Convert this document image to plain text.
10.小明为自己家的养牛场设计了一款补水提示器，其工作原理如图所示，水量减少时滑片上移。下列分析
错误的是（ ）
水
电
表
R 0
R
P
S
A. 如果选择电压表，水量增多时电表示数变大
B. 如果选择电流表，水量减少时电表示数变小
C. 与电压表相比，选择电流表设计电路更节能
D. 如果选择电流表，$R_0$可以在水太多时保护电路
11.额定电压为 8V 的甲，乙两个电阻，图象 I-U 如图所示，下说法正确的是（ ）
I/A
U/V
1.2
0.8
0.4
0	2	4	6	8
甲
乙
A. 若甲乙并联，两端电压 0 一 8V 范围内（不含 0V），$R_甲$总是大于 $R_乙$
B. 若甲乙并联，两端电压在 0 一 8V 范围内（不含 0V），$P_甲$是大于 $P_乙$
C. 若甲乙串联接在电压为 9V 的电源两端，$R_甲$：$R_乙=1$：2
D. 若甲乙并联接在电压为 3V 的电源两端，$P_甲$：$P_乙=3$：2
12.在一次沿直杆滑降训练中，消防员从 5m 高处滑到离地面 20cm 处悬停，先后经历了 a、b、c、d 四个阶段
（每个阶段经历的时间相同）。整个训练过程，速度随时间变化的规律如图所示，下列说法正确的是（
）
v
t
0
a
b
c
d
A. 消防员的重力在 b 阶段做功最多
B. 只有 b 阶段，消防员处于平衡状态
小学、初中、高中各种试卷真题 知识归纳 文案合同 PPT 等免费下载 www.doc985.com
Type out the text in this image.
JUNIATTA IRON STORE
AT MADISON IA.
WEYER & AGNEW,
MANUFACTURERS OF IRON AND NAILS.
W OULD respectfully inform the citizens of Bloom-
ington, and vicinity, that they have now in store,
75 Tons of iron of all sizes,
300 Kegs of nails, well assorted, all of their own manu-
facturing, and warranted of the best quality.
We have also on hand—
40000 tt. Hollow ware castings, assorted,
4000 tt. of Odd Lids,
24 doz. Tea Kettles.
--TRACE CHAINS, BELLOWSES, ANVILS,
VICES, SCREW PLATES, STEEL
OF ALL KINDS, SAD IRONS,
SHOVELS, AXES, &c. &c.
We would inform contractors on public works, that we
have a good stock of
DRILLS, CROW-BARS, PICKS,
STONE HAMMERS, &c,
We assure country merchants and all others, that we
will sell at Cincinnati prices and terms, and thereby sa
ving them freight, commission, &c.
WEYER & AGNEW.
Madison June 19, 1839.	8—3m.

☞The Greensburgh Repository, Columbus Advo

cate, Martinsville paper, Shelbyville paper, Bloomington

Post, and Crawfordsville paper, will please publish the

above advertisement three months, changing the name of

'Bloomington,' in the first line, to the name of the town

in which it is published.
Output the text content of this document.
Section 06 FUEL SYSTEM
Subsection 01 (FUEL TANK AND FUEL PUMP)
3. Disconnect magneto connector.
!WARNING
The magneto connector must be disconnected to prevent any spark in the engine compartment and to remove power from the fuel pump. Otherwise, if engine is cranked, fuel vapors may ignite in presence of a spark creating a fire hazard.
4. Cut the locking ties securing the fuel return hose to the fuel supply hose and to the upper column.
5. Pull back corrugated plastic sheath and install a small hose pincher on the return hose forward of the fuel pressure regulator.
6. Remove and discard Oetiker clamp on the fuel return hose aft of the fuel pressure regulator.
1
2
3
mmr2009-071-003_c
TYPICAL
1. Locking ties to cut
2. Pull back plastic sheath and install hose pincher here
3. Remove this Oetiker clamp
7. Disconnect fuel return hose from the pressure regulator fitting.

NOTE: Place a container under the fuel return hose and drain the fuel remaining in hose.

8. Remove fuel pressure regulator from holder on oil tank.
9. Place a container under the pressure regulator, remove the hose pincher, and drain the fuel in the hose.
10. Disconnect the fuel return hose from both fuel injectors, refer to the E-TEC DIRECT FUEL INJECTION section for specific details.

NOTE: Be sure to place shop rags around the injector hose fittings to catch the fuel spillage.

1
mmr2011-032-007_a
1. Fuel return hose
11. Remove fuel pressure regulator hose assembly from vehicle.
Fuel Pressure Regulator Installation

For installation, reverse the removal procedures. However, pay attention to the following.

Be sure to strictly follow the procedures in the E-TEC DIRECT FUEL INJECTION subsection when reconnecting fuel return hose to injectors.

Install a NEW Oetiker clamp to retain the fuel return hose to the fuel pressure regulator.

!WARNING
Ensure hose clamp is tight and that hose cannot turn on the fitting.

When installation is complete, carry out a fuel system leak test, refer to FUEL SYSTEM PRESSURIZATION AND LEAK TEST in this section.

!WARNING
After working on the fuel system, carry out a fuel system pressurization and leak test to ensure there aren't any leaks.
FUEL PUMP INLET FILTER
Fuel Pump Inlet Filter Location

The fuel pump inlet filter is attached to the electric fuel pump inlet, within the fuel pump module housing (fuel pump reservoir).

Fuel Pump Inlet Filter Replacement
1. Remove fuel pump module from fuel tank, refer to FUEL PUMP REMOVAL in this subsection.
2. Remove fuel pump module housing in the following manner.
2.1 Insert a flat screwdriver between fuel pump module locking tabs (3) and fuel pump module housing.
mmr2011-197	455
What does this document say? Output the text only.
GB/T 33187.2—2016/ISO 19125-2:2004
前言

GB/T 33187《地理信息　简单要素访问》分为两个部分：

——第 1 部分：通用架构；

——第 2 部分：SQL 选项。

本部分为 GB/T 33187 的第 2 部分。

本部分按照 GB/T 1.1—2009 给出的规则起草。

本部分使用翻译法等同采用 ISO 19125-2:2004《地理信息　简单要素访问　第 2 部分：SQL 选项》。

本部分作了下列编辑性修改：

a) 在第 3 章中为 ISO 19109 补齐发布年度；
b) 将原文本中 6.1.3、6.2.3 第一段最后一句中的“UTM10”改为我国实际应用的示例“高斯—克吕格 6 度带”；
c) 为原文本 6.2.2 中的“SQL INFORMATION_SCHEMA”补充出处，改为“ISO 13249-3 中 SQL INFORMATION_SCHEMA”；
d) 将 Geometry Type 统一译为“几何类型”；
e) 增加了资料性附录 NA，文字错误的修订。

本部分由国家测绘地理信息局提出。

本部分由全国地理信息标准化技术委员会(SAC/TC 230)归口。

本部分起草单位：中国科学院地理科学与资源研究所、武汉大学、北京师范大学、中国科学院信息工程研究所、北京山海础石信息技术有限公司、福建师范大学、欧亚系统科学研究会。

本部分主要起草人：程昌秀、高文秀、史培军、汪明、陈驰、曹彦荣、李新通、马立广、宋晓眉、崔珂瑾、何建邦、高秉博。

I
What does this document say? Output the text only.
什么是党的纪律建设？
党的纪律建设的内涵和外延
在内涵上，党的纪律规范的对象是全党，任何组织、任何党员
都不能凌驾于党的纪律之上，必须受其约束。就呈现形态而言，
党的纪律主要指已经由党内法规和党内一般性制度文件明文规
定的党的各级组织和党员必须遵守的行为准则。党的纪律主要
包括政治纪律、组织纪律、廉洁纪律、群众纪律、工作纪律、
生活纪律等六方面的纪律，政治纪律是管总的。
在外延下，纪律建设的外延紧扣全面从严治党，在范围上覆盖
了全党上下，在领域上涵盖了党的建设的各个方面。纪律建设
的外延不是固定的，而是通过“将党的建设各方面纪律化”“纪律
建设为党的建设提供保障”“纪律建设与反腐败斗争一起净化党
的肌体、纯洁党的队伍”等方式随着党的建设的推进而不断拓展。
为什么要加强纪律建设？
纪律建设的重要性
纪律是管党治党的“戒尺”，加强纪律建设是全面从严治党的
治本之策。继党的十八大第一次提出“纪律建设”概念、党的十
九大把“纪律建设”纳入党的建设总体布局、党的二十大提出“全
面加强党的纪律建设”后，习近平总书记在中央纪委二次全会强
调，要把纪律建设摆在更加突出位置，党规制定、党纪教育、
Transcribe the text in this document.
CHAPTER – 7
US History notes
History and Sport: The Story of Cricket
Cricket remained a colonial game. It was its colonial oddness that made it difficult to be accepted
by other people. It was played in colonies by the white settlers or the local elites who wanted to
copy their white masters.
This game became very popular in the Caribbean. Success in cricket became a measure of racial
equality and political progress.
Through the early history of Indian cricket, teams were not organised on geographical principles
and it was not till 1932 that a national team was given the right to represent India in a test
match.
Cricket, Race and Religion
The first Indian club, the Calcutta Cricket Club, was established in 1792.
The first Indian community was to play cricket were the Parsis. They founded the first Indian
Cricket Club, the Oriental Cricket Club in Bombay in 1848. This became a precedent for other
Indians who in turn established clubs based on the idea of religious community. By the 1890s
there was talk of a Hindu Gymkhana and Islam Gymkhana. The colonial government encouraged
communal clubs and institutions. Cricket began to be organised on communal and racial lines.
---+---
Locate the lines above that contain "first" and copy them.

'Bloomington,' in the first line, to the name of the town
The first Indian club, the Calcutta Cricket Club, was established in 1792.
The first Indian community was to play cricket were the Parsis. They founded the first Indian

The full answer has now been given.